**INFORMATION PROVIDED**:

##############################

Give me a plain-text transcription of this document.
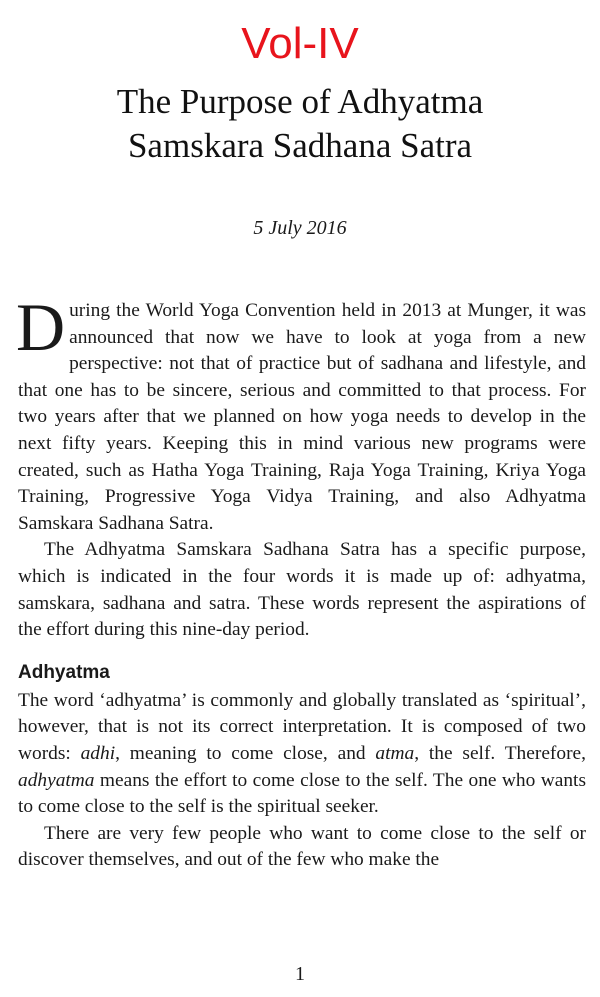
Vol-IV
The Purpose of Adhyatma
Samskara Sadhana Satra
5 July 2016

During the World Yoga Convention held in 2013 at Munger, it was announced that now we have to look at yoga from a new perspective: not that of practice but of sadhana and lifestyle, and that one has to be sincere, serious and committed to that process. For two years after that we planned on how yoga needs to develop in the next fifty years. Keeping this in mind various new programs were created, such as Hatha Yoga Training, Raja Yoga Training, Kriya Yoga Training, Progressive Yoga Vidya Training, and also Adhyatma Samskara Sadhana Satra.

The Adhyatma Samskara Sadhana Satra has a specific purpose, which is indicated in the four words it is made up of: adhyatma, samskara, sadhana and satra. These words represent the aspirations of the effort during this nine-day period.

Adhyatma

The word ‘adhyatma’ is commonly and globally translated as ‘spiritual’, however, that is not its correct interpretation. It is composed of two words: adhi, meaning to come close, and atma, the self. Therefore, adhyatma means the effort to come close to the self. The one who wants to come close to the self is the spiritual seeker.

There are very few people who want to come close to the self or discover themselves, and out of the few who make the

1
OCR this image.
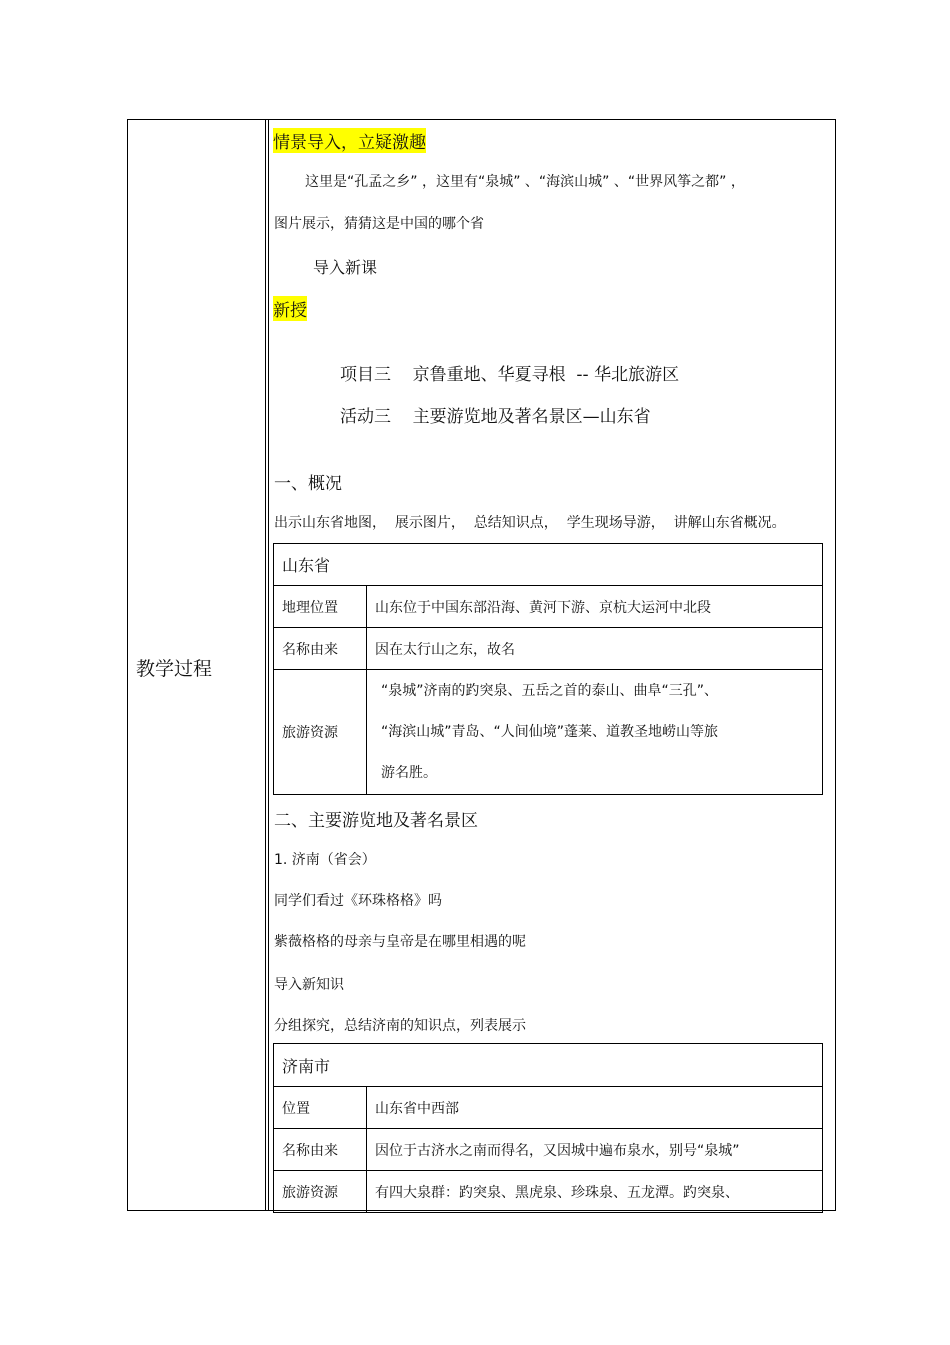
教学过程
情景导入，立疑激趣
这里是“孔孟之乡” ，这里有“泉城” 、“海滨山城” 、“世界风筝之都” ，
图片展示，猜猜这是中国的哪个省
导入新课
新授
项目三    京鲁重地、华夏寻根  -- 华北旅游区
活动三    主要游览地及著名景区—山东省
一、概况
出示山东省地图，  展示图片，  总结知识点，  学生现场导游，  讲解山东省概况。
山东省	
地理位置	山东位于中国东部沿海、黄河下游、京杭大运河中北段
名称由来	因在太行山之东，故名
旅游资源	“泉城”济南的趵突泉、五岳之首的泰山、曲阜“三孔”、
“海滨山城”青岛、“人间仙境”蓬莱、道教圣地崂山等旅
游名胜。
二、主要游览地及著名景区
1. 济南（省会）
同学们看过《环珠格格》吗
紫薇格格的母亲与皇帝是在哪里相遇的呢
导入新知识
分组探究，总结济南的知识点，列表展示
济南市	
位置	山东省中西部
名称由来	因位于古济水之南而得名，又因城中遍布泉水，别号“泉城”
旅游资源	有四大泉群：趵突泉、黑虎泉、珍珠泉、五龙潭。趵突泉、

##############################

**WHAT IS REQUIRED**:
Scan the material above. Extract every line in which the word "Satra" occurs.

**PROBLEM SOLUTION**:
Samskara Sadhana Satra
During the World Yoga Convention held in 2013 at Munger, it was announced that now we have to look at yoga from a new perspective: not that of practice but of sadhana and lifestyle, and that one has to be sincere, serious and committed to that process. For two years after that we planned on how yoga needs to develop in the next fifty years. Keeping this in mind various new programs were created, such as Hatha Yoga Training, Raja Yoga Training, Kriya Yoga Training, Progressive Yoga Vidya Training, and also Adhyatma Samskara Sadhana Satra.
The Adhyatma Samskara Sadhana Satra has a specific purpose, which is indicated in the four words it is made up of: adhyatma, samskara, sadhana and satra. These words represent the aspirations of the effort during this nine-day period.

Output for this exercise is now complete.